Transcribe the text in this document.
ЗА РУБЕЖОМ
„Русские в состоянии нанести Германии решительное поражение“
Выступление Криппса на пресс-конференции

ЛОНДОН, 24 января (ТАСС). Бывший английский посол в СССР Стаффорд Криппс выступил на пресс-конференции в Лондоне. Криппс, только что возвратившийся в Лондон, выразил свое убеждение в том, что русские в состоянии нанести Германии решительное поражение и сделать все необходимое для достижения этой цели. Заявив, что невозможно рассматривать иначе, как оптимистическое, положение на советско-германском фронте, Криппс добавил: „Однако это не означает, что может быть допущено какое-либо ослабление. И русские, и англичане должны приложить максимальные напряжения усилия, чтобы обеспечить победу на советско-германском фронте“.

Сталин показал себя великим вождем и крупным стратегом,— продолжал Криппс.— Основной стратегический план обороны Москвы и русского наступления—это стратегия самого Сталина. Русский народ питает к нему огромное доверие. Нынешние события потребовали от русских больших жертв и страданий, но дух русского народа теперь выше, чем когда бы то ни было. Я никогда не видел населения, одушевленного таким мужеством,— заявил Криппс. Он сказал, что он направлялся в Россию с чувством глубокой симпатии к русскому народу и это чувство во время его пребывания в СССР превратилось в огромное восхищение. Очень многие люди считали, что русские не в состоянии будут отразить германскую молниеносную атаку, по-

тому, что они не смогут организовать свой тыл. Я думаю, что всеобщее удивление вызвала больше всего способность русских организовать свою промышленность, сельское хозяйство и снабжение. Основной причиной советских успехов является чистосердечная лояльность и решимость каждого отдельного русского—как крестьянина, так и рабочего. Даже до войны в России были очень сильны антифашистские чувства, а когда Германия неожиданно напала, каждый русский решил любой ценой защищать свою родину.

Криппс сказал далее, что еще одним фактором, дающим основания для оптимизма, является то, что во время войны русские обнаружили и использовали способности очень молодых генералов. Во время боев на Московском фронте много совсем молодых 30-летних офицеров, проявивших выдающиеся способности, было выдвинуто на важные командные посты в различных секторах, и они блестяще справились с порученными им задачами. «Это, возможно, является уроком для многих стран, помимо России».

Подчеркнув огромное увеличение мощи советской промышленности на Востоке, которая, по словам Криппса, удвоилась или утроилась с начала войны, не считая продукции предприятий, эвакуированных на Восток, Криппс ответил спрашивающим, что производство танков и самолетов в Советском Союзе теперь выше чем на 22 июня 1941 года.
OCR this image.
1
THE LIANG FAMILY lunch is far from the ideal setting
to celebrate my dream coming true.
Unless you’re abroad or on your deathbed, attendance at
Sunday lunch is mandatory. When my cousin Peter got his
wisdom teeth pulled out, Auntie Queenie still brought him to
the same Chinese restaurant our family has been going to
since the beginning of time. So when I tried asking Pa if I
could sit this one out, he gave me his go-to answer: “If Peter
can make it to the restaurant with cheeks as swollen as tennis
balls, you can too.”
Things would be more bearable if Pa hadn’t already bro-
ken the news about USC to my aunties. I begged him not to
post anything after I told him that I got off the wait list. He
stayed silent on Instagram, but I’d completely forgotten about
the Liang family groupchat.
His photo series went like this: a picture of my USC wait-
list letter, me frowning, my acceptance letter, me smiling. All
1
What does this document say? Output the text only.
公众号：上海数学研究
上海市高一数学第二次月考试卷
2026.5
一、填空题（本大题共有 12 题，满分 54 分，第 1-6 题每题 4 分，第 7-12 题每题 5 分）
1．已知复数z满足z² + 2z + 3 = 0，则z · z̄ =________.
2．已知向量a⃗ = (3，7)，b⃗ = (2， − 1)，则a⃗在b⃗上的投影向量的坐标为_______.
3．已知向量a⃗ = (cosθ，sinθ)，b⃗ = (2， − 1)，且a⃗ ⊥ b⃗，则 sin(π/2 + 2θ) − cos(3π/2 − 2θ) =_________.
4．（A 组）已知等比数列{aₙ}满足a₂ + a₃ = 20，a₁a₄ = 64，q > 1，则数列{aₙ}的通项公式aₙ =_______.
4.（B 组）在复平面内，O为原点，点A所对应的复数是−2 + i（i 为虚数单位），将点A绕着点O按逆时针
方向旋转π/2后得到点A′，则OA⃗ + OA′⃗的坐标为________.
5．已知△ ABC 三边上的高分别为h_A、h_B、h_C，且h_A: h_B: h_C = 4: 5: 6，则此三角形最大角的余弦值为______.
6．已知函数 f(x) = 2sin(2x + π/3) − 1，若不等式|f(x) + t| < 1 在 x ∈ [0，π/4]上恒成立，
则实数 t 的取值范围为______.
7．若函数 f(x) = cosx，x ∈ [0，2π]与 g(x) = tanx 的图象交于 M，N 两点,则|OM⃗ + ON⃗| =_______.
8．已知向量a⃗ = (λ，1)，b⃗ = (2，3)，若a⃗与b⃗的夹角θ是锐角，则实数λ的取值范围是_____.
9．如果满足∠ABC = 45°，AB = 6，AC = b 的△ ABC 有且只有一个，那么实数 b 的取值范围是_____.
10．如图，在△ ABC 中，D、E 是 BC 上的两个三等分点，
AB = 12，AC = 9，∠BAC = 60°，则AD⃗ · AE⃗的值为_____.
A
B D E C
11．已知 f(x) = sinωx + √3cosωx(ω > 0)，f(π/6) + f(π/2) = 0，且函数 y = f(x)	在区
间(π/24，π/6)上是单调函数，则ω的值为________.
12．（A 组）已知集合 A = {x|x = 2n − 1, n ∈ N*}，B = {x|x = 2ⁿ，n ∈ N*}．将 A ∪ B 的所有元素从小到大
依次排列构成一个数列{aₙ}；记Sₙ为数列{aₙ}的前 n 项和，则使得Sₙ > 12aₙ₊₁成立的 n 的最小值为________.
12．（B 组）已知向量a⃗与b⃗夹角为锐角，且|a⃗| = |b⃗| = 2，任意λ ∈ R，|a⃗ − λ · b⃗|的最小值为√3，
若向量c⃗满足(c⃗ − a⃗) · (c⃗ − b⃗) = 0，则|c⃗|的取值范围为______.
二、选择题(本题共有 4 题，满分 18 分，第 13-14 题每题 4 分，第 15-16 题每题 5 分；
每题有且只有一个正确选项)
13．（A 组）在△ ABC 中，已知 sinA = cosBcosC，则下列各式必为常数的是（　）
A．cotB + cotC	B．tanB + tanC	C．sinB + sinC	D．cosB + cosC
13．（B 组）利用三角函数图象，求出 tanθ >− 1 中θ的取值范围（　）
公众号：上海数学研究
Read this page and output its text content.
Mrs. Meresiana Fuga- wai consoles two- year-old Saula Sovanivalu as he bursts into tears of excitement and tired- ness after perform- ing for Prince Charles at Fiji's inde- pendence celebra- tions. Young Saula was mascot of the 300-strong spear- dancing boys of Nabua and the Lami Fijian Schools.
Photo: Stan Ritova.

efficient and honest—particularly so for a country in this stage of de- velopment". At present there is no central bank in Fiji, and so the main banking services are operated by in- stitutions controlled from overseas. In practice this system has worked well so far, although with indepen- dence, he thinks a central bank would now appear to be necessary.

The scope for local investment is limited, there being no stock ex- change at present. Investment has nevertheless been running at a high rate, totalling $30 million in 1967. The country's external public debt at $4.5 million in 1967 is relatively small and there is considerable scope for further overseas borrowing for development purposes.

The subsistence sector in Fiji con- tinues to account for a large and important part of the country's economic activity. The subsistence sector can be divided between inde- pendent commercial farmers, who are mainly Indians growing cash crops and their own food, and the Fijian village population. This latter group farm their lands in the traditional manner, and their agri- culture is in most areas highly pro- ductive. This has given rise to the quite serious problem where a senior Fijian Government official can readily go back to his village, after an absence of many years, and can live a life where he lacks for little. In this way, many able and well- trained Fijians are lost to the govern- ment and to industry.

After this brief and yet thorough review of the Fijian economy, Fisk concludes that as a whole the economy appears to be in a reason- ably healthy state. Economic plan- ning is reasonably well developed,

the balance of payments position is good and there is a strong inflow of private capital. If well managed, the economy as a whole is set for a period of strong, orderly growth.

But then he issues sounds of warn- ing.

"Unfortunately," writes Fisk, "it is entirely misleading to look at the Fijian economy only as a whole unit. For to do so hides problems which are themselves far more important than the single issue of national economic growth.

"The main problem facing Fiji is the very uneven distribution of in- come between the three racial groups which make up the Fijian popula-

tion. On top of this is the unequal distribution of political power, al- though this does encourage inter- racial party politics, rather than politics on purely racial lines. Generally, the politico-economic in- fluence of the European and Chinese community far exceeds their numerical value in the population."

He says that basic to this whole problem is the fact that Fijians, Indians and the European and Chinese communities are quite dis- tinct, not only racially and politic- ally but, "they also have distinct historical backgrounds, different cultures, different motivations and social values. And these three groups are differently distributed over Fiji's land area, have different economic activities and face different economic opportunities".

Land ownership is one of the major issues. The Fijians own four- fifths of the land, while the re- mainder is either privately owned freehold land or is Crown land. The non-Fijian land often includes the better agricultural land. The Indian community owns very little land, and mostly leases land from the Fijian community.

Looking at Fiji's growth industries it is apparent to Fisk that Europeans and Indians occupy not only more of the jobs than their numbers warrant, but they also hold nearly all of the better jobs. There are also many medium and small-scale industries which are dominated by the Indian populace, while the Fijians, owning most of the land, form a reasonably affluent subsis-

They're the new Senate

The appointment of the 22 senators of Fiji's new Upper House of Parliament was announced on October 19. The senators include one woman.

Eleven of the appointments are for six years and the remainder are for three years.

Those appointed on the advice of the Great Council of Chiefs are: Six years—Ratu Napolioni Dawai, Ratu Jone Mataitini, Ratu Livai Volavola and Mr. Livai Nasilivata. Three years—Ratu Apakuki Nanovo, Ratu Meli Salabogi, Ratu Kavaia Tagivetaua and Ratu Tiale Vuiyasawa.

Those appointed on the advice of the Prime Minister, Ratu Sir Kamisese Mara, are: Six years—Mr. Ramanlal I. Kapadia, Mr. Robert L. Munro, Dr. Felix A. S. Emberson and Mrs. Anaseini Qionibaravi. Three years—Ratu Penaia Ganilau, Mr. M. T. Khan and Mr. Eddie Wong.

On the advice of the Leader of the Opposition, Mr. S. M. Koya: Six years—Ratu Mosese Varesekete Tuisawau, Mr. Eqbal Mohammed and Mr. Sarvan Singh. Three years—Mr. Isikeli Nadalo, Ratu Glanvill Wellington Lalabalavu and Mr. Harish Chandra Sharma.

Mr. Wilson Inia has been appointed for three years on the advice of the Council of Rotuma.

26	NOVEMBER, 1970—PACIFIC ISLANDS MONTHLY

## Problem to work on
Isolate the lines above that contain the word "between" and copy them.

## Answer for the task
The subsistence sector in Fiji con- tinues to account for a large and important part of the country's economic activity. The subsistence sector can be divided between inde- pendent commercial farmers, who are mainly Indians growing cash crops and their own food, and the Fijian village population. This latter group farm their lands in the traditional manner, and their agri- culture is in most areas highly pro- ductive. This has given rise to the quite serious problem where a senior Fijian Government official can readily go back to his village, after an absence of many years, and can live a life where he lacks for little. In this way, many able and well- trained Fijians are lost to the govern- ment and to industry.
"The main problem facing Fiji is the very uneven distribution of in- come between the three racial groups which make up the Fijian popula-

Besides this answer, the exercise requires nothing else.